• **Task to complete**
You are to retype all of the data exactly as it appears.

## Start

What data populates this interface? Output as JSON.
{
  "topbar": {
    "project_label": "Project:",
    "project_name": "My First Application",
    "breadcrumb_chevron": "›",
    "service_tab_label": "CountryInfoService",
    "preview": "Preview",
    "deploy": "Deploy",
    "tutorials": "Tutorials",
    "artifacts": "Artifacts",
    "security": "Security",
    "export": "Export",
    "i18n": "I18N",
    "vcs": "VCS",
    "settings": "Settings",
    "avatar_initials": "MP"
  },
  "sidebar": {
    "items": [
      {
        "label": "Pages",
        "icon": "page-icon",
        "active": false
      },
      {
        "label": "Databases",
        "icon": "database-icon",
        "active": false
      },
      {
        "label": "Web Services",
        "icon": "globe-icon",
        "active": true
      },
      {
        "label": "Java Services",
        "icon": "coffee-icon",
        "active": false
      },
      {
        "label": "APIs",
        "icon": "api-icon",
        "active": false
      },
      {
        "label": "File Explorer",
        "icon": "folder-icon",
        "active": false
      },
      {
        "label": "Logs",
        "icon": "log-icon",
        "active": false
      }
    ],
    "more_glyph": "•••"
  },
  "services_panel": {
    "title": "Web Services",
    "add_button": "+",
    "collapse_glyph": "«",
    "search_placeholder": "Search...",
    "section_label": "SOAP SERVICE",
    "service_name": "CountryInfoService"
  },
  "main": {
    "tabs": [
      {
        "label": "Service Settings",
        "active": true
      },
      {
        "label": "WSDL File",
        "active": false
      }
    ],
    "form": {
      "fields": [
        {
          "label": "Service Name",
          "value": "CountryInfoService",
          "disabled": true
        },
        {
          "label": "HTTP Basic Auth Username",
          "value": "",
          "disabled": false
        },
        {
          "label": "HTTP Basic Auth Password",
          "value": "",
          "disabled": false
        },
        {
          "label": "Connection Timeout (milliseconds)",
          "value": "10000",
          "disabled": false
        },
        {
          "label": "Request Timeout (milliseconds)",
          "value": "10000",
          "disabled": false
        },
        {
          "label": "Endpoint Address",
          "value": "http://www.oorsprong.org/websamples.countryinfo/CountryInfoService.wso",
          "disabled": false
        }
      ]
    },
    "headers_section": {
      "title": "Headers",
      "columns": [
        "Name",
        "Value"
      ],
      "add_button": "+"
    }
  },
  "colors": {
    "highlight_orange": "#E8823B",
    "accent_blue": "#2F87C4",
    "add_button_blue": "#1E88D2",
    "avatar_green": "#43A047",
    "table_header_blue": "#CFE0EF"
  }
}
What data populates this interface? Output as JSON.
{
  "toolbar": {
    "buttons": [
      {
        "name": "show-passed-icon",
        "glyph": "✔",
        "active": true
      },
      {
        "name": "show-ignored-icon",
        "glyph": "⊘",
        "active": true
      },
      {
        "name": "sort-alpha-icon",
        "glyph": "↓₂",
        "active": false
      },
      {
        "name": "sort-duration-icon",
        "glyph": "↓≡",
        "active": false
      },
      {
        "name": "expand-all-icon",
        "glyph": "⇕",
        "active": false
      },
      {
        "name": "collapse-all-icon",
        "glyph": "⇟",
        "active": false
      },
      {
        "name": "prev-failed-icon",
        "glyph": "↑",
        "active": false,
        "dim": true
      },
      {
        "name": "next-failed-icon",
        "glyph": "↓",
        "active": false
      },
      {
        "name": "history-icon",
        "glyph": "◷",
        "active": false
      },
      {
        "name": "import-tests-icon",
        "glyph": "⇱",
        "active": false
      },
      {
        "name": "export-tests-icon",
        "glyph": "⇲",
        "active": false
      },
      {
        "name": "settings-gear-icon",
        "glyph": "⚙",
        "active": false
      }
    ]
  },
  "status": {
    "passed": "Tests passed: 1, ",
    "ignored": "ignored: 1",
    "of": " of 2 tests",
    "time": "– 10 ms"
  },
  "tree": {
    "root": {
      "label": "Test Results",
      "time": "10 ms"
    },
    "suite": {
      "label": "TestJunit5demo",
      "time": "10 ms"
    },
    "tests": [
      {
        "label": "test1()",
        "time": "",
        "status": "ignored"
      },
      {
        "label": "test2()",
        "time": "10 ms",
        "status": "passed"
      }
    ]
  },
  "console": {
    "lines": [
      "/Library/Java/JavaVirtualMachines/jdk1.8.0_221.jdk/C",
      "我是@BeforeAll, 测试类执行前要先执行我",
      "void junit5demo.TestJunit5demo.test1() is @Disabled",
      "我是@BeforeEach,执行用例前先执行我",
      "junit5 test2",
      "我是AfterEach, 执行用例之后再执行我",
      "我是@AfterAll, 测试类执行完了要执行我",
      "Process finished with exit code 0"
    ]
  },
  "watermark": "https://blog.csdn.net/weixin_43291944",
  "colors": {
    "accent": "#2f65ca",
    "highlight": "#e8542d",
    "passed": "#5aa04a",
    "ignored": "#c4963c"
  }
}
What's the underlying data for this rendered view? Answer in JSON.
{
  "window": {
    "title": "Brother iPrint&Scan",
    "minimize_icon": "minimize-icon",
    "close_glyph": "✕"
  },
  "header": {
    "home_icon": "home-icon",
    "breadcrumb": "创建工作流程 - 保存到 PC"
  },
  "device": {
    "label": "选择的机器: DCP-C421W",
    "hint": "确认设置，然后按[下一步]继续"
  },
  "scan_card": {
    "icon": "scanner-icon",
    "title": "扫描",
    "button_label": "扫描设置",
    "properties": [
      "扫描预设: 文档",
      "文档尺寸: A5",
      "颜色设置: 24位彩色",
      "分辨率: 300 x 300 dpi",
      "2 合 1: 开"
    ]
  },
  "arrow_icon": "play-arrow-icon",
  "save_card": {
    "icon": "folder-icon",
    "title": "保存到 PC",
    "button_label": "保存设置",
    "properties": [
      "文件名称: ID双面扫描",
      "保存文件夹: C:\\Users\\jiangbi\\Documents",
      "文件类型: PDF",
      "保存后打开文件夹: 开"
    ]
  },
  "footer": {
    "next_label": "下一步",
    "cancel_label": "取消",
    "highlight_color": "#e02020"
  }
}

## End

• **Written solution**
What data populates this interface? Output as JSON.
{
  "topbar": {
    "project_label": "Project:",
    "project_name": "My First Application",
    "breadcrumb_chevron": "›",
    "service_tab_label": "CountryInfoService",
    "preview": "Preview",
    "deploy": "Deploy",
    "tutorials": "Tutorials",
    "artifacts": "Artifacts",
    "security": "Security",
    "export": "Export",
    "i18n": "I18N",
    "vcs": "VCS",
    "settings": "Settings",
    "avatar_initials": "MP"
  },
  "sidebar": {
    "items": [
      {
        "label": "Pages",
        "icon": "page-icon",
        "active": false
      },
      {
        "label": "Databases",
        "icon": "database-icon",
        "active": false
      },
      {
        "label": "Web Services",
        "icon": "globe-icon",
        "active": true
      },
      {
        "label": "Java Services",
        "icon": "coffee-icon",
        "active": false
      },
      {
        "label": "APIs",
        "icon": "api-icon",
        "active": false
      },
      {
        "label": "File Explorer",
        "icon": "folder-icon",
        "active": false
      },
      {
        "label": "Logs",
        "icon": "log-icon",
        "active": false
      }
    ],
    "more_glyph": "•••"
  },
  "services_panel": {
    "title": "Web Services",
    "add_button": "+",
    "collapse_glyph": "«",
    "search_placeholder": "Search...",
    "section_label": "SOAP SERVICE",
    "service_name": "CountryInfoService"
  },
  "main": {
    "tabs": [
      {
        "label": "Service Settings",
        "active": true
      },
      {
        "label": "WSDL File",
        "active": false
      }
    ],
    "form": {
      "fields": [
        {
          "label": "Service Name",
          "value": "CountryInfoService",
          "disabled": true
        },
        {
          "label": "HTTP Basic Auth Username",
          "value": "",
          "disabled": false
        },
        {
          "label": "HTTP Basic Auth Password",
          "value": "",
          "disabled": false
        },
        {
          "label": "Connection Timeout (milliseconds)",
          "value": "10000",
          "disabled": false
        },
        {
          "label": "Request Timeout (milliseconds)",
          "value": "10000",
          "disabled": false
        },
        {
          "label": "Endpoint Address",
          "value": "http://www.oorsprong.org/websamples.countryinfo/CountryInfoService.wso",
          "disabled": false
        }
      ]
    },
    "headers_section": {
      "title": "Headers",
      "columns": [
        "Name",
        "Value"
      ],
      "add_button": "+"
    }
  },
  "colors": {
    "highlight_orange": "#E8823B",
    "accent_blue": "#2F87C4",
    "add_button_blue": "#1E88D2",
    "avatar_green": "#43A047",
    "table_header_blue": "#CFE0EF"
  }
}
What data populates this interface? Output as JSON.
{
  "toolbar": {
    "buttons": [
      {
        "name": "show-passed-icon",
        "glyph": "✔",
        "active": true
      },
      {
        "name": "show-ignored-icon",
        "glyph": "⊘",
        "active": true
      },
      {
        "name": "sort-alpha-icon",
        "glyph": "↓₂",
        "active": false
      },
      {
        "name": "sort-duration-icon",
        "glyph": "↓≡",
        "active": false
      },
      {
        "name": "expand-all-icon",
        "glyph": "⇕",
        "active": false
      },
      {
        "name": "collapse-all-icon",
        "glyph": "⇟",
        "active": false
      },
      {
        "name": "prev-failed-icon",
        "glyph": "↑",
        "active": false,
        "dim": true
      },
      {
        "name": "next-failed-icon",
        "glyph": "↓",
        "active": false
      },
      {
        "name": "history-icon",
        "glyph": "◷",
        "active": false
      },
      {
        "name": "import-tests-icon",
        "glyph": "⇱",
        "active": false
      },
      {
        "name": "export-tests-icon",
        "glyph": "⇲",
        "active": false
      },
      {
        "name": "settings-gear-icon",
        "glyph": "⚙",
        "active": false
      }
    ]
  },
  "status": {
    "passed": "Tests passed: 1, ",
    "ignored": "ignored: 1",
    "of": " of 2 tests",
    "time": "– 10 ms"
  },
  "tree": {
    "root": {
      "label": "Test Results",
      "time": "10 ms"
    },
    "suite": {
      "label": "TestJunit5demo",
      "time": "10 ms"
    },
    "tests": [
      {
        "label": "test1()",
        "time": "",
        "status": "ignored"
      },
      {
        "label": "test2()",
        "time": "10 ms",
        "status": "passed"
      }
    ]
  },
  "console": {
    "lines": [
      "/Library/Java/JavaVirtualMachines/jdk1.8.0_221.jdk/C",
      "我是@BeforeAll, 测试类执行前要先执行我",
      "void junit5demo.TestJunit5demo.test1() is @Disabled",
      "我是@BeforeEach,执行用例前先执行我",
      "junit5 test2",
      "我是AfterEach, 执行用例之后再执行我",
      "我是@AfterAll, 测试类执行完了要执行我",
      "Process finished with exit code 0"
    ]
  },
  "watermark": "https://blog.csdn.net/weixin_43291944",
  "colors": {
    "accent": "#2f65ca",
    "highlight": "#e8542d",
    "passed": "#5aa04a",
    "ignored": "#c4963c"
  }
}
What's the underlying data for this rendered view? Answer in JSON.
{
  "window": {
    "title": "Brother iPrint&Scan",
    "minimize_icon": "minimize-icon",
    "close_glyph": "✕"
  },
  "header": {
    "home_icon": "home-icon",
    "breadcrumb": "创建工作流程 - 保存到 PC"
  },
  "device": {
    "label": "选择的机器: DCP-C421W",
    "hint": "确认设置，然后按[下一步]继续"
  },
  "scan_card": {
    "icon": "scanner-icon",
    "title": "扫描",
    "button_label": "扫描设置",
    "properties": [
      "扫描预设: 文档",
      "文档尺寸: A5",
      "颜色设置: 24位彩色",
      "分辨率: 300 x 300 dpi",
      "2 合 1: 开"
    ]
  },
  "arrow_icon": "play-arrow-icon",
  "save_card": {
    "icon": "folder-icon",
    "title": "保存到 PC",
    "button_label": "保存设置",
    "properties": [
      "文件名称: ID双面扫描",
      "保存文件夹: C:\\Users\\jiangbi\\Documents",
      "文件类型: PDF",
      "保存后打开文件夹: 开"
    ]
  },
  "footer": {
    "next_label": "下一步",
    "cancel_label": "取消",
    "highlight_color": "#e02020"
  }
}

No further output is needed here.